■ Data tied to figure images
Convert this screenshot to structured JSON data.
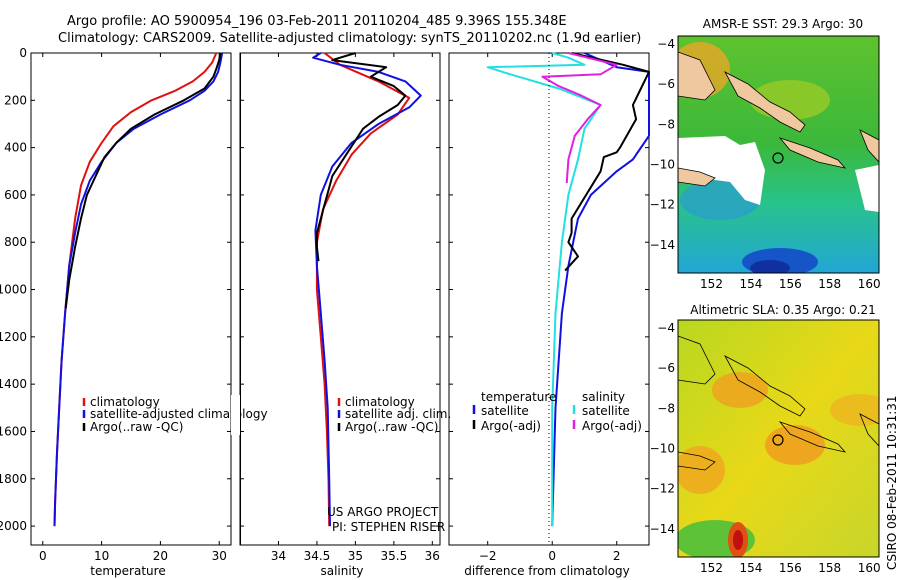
{
  "header": {
    "line1": "Argo profile: AO 5900954_196 03-Feb-2011 20110204_485 9.396S 155.348E",
    "line2": "Climatology: CARS2009. Satellite-adjusted climatology: synTS_20110202.nc (1.9d earlier)"
  },
  "colors": {
    "climatology": "#e01010",
    "satellite": "#1010e0",
    "argo": "#000000",
    "sal_satellite": "#22e0e0",
    "sal_argo": "#e020e0"
  },
  "chart_data": [
    {
      "type": "line",
      "id": "temperature",
      "xlabel": "temperature",
      "ylabel": "",
      "xlim": [
        -2,
        32
      ],
      "ylim": [
        2080,
        0
      ],
      "xticks": [
        0,
        10,
        20,
        30
      ],
      "yticks": [
        0,
        200,
        400,
        600,
        800,
        1000,
        1200,
        1400,
        1600,
        1800,
        2000
      ],
      "legend": [
        "climatology",
        "satellite-adjusted climatology",
        "Argo(..raw -QC)"
      ],
      "series": [
        {
          "name": "climatology",
          "x": [
            29.5,
            28.8,
            27.5,
            25.5,
            22.5,
            18.5,
            15,
            12,
            10,
            8,
            6.5,
            5.5,
            4.5,
            3.8,
            3.2,
            2.8,
            2.4,
            2.1,
            2
          ],
          "y": [
            0,
            40,
            80,
            120,
            160,
            200,
            250,
            310,
            380,
            460,
            560,
            700,
            900,
            1100,
            1300,
            1500,
            1700,
            1900,
            2000
          ]
        },
        {
          "name": "satellite",
          "x": [
            30.5,
            30.2,
            29.8,
            29,
            27.5,
            25,
            20,
            15.5,
            12.5,
            10,
            8,
            6.5,
            5.5,
            4.5,
            3.8,
            3.2,
            2.8,
            2.4,
            2.1,
            2
          ],
          "y": [
            0,
            40,
            80,
            120,
            160,
            200,
            260,
            320,
            380,
            460,
            540,
            640,
            760,
            900,
            1100,
            1300,
            1500,
            1700,
            1900,
            2000
          ]
        },
        {
          "name": "argo",
          "x": [
            30.2,
            30,
            29.6,
            29,
            27.5,
            24,
            19,
            15,
            12.5,
            10.5,
            9,
            7.5,
            6.5,
            5.5,
            4.5,
            3.9
          ],
          "y": [
            0,
            30,
            60,
            100,
            150,
            200,
            260,
            320,
            380,
            440,
            520,
            600,
            700,
            820,
            960,
            1080
          ]
        }
      ]
    },
    {
      "type": "line",
      "id": "salinity",
      "xlabel": "salinity",
      "xlim": [
        33.5,
        36.1
      ],
      "ylim": [
        2080,
        0
      ],
      "xticks": [
        34,
        34.5,
        35,
        35.5,
        36
      ],
      "legend": [
        "climatology",
        "satellite adj. clim.",
        "Argo(..raw -QC)"
      ],
      "series": [
        {
          "name": "climatology",
          "x": [
            34.6,
            34.8,
            35.3,
            35.7,
            35.55,
            35.2,
            34.95,
            34.75,
            34.58,
            34.5,
            34.5,
            34.55,
            34.6,
            34.63,
            34.65,
            34.66
          ],
          "y": [
            0,
            50,
            120,
            190,
            260,
            340,
            430,
            540,
            660,
            800,
            1000,
            1200,
            1400,
            1600,
            1800,
            2000
          ]
        },
        {
          "name": "satellite",
          "x": [
            34.55,
            34.45,
            34.8,
            35.3,
            35.65,
            35.85,
            35.7,
            35.3,
            34.95,
            34.7,
            34.55,
            34.48,
            34.5,
            34.55,
            34.6,
            34.64,
            34.66,
            34.67
          ],
          "y": [
            0,
            20,
            50,
            80,
            120,
            180,
            230,
            300,
            380,
            480,
            600,
            750,
            900,
            1100,
            1300,
            1500,
            1800,
            2000
          ]
        },
        {
          "name": "argo",
          "x": [
            35,
            34.7,
            35.4,
            35.2,
            35.5,
            35.65,
            35.55,
            35.3,
            35.1,
            35,
            34.9,
            34.8,
            34.7,
            34.65,
            34.6,
            34.55,
            34.5,
            34.5,
            34.52
          ],
          "y": [
            0,
            30,
            60,
            100,
            140,
            180,
            220,
            270,
            320,
            370,
            420,
            470,
            520,
            580,
            640,
            700,
            760,
            820,
            880
          ]
        }
      ]
    },
    {
      "type": "line",
      "id": "difference",
      "xlabel": "difference from climatology",
      "xlim": [
        -3.2,
        3
      ],
      "ylim": [
        2080,
        0
      ],
      "xticks": [
        -2,
        0,
        2
      ],
      "legend": [
        "temperature",
        "satellite",
        "Argo(-adj)",
        "salinity",
        "satellite",
        "Argo(-adj)"
      ],
      "series": [
        {
          "name": "temperature satellite",
          "x": [
            1,
            2,
            3.2,
            3.3,
            3.3,
            3.3,
            2.5,
            2,
            1.2,
            0.8,
            0.5,
            0.3,
            0.1,
            0
          ],
          "y": [
            0,
            60,
            80,
            150,
            250,
            350,
            450,
            500,
            600,
            700,
            900,
            1100,
            1500,
            2000
          ]
        },
        {
          "name": "temperature Argo(-adj)",
          "x": [
            0.6,
            2.2,
            3.2,
            2.5,
            2.6,
            2.1,
            2,
            1.6,
            1.5,
            0.6,
            0.6,
            0.5,
            0.8,
            0.4
          ],
          "y": [
            0,
            50,
            80,
            220,
            280,
            400,
            420,
            440,
            500,
            700,
            760,
            800,
            860,
            920
          ]
        },
        {
          "name": "salinity satellite",
          "x": [
            0,
            0.5,
            1,
            -2,
            -1.3,
            0.2,
            1.5,
            1,
            0.8,
            0.5,
            0.3,
            0.1,
            0,
            0
          ],
          "y": [
            0,
            20,
            50,
            60,
            90,
            150,
            220,
            320,
            450,
            600,
            800,
            1100,
            1500,
            2000
          ]
        },
        {
          "name": "salinity Argo(-adj)",
          "x": [
            0.5,
            2,
            1.5,
            -0.3,
            0.2,
            0.9,
            1.5,
            1.1,
            0.7,
            0.5,
            0.45
          ],
          "y": [
            0,
            50,
            90,
            100,
            140,
            180,
            220,
            280,
            350,
            450,
            550
          ]
        }
      ],
      "credits": [
        "US ARGO PROJECT",
        "PI: STEPHEN RISER"
      ]
    },
    {
      "type": "heatmap",
      "id": "sst_map",
      "title": "AMSR-E SST: 29.3 Argo: 30",
      "xlim": [
        150.3,
        160.5
      ],
      "ylim": [
        -15.4,
        -3.6
      ],
      "xticks": [
        152,
        154,
        156,
        158,
        160
      ],
      "yticks": [
        -4,
        -6,
        -8,
        -10,
        -12,
        -14
      ],
      "marker": {
        "lon": 155.35,
        "lat": -9.4
      }
    },
    {
      "type": "heatmap",
      "id": "sla_map",
      "title": "Altimetric SLA: 0.35 Argo: 0.21",
      "xlim": [
        150.3,
        160.5
      ],
      "ylim": [
        -15.4,
        -3.6
      ],
      "xticks": [
        152,
        154,
        156,
        158,
        160
      ],
      "yticks": [
        -4,
        -6,
        -8,
        -10,
        -12,
        -14
      ],
      "marker": {
        "lon": 155.35,
        "lat": -9.4
      }
    }
  ],
  "stamp": "CSIRO 08-Feb-2011 10:31:31"
}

■ TASK STATEMENT
Identify and extract each line of the listing that contains "adjusted".

■ WRITTEN RESPONSE
    "line2": "Climatology: CARS2009. Satellite-adjusted climatology: synTS_20110202.nc (1.9d earlier)"
        "satellite-adjusted climatology",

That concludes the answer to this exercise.